## GOAL OF THE EXERCISE
Search the material below for the string "upper" and extract each line that has it.

....

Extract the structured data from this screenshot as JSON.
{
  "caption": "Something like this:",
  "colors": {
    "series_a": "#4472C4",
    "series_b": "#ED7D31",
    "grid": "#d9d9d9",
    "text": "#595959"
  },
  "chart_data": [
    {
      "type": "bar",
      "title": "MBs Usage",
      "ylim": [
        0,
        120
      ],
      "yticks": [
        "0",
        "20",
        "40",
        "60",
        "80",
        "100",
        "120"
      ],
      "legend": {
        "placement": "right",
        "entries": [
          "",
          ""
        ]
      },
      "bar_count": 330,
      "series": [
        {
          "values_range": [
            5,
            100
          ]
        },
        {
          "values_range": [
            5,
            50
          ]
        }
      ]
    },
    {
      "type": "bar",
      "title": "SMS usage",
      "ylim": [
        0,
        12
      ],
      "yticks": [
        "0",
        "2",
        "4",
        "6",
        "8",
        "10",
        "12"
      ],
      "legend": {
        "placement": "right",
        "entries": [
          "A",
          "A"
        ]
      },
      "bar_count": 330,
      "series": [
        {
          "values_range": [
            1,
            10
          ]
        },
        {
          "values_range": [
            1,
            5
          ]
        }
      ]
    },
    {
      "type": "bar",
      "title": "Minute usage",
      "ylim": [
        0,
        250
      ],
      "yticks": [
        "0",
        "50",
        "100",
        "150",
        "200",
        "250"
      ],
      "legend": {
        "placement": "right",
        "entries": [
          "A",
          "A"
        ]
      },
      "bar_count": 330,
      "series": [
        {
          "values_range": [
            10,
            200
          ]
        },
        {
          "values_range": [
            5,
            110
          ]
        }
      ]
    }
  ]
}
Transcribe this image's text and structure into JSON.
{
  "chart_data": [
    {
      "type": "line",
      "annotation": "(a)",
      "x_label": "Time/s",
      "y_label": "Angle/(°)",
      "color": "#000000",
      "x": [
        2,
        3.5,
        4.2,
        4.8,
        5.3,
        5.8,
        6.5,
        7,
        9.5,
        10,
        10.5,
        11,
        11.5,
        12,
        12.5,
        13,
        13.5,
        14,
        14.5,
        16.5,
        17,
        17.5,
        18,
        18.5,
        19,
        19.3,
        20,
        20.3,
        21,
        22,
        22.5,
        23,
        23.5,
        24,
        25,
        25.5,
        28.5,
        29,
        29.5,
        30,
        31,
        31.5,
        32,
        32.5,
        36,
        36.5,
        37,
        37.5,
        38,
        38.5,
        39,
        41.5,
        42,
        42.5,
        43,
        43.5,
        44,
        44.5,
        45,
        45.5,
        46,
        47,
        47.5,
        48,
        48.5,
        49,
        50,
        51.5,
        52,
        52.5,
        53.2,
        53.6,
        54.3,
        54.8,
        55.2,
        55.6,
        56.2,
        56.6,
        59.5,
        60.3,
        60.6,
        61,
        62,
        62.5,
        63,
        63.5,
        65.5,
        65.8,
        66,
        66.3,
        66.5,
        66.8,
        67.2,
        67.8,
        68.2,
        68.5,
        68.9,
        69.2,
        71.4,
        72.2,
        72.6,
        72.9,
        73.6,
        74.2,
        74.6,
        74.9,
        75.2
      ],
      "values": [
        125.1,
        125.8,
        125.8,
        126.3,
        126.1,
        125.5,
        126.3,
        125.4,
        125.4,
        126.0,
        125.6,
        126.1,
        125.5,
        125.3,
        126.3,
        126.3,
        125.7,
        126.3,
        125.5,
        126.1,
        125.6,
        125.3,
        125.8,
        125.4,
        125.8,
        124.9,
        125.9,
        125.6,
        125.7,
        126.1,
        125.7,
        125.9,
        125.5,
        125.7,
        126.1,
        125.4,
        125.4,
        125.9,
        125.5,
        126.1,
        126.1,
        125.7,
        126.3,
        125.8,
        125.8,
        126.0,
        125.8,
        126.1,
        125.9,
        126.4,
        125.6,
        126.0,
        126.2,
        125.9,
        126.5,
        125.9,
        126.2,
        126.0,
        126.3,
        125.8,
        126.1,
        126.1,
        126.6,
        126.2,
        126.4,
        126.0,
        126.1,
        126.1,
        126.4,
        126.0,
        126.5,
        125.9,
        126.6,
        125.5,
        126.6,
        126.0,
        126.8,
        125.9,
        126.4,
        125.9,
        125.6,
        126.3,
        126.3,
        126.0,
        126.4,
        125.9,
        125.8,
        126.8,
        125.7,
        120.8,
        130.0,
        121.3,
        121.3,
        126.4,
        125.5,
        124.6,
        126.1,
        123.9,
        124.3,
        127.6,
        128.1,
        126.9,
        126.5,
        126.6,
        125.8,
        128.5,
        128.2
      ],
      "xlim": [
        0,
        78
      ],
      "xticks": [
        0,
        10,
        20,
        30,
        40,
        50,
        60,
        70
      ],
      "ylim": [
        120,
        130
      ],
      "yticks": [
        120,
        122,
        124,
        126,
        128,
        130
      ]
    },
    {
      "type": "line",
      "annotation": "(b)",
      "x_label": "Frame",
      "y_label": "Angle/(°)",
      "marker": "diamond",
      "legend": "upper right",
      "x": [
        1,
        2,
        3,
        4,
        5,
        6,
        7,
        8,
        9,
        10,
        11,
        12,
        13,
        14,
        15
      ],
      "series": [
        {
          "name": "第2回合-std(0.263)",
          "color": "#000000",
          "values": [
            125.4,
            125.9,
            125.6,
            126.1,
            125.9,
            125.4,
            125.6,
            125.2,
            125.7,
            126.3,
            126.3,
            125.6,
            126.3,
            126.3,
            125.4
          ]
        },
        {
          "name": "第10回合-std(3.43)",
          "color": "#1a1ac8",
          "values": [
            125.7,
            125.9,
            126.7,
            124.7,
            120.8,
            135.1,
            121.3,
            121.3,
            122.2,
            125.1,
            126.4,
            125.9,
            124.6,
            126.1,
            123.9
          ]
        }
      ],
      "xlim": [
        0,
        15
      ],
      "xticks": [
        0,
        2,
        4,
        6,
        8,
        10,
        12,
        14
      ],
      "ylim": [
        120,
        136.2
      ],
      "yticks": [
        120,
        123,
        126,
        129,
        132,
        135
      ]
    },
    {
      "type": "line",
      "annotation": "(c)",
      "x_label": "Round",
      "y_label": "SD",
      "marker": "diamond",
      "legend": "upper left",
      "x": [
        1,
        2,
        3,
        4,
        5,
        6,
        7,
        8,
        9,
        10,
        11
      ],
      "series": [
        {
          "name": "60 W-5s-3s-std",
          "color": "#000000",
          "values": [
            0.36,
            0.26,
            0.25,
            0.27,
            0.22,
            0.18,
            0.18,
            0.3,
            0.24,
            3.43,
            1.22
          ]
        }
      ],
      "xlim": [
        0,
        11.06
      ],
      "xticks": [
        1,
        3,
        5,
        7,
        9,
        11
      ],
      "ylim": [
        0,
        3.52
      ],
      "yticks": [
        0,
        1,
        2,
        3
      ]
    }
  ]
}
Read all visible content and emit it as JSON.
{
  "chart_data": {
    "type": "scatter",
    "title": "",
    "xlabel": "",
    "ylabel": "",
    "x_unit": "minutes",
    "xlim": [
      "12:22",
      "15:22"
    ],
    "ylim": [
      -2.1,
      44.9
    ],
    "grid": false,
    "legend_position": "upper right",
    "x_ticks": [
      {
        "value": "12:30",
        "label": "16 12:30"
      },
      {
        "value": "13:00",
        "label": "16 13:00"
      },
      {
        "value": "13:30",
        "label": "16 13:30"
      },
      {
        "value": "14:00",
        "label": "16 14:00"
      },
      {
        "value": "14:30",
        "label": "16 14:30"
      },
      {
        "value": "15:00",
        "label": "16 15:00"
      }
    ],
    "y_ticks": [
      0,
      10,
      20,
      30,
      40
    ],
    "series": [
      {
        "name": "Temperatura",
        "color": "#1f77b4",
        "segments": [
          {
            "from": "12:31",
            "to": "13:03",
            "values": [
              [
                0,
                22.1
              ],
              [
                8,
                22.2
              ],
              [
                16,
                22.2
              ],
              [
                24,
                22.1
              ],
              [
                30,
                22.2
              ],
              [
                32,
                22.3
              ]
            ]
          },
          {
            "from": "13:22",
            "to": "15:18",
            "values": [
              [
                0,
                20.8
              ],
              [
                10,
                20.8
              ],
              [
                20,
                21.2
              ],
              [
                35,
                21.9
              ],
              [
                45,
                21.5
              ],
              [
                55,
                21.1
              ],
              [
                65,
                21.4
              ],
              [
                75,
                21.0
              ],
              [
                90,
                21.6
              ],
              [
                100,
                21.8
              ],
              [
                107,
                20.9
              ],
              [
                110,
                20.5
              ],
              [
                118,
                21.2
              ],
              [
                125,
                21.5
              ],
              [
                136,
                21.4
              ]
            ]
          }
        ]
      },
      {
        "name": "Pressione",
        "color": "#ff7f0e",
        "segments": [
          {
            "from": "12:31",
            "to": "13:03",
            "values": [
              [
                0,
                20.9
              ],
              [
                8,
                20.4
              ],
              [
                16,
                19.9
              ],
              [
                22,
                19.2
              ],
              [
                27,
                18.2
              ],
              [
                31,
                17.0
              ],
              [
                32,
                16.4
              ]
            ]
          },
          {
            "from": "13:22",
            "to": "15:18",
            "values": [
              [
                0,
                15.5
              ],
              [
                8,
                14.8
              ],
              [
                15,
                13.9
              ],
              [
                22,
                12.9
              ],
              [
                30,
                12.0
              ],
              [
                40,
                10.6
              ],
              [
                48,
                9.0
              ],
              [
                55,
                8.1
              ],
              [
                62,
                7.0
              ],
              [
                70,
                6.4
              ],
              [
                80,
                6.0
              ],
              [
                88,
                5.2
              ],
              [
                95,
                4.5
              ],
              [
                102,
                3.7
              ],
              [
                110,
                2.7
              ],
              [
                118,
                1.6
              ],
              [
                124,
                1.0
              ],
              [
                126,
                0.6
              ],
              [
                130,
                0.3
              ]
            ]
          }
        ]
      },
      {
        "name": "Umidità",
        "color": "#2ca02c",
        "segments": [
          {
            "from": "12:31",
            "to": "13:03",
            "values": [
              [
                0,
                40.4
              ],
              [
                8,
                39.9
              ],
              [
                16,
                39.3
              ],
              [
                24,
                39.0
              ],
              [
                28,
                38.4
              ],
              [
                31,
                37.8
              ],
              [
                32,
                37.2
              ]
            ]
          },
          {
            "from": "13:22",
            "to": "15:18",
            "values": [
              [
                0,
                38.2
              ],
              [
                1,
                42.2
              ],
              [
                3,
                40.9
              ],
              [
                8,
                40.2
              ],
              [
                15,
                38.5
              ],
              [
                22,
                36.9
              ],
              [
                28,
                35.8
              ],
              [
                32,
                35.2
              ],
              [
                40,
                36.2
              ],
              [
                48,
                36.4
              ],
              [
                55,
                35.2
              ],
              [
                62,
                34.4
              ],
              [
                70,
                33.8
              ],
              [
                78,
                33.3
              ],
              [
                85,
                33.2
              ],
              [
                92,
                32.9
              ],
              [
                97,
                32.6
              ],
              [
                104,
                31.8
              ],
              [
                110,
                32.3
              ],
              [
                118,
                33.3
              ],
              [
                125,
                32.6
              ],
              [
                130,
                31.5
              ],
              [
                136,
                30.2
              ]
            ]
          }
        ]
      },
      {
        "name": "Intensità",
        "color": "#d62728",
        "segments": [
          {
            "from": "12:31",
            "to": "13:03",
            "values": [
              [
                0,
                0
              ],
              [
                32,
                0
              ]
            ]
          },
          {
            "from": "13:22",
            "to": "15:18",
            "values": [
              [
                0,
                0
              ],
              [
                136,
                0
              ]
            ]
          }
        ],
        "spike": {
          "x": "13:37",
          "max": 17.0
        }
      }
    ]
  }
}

....

## FINAL RESULT
      "legend": "upper right",
      "legend": "upper left",
    "legend_position": "upper right",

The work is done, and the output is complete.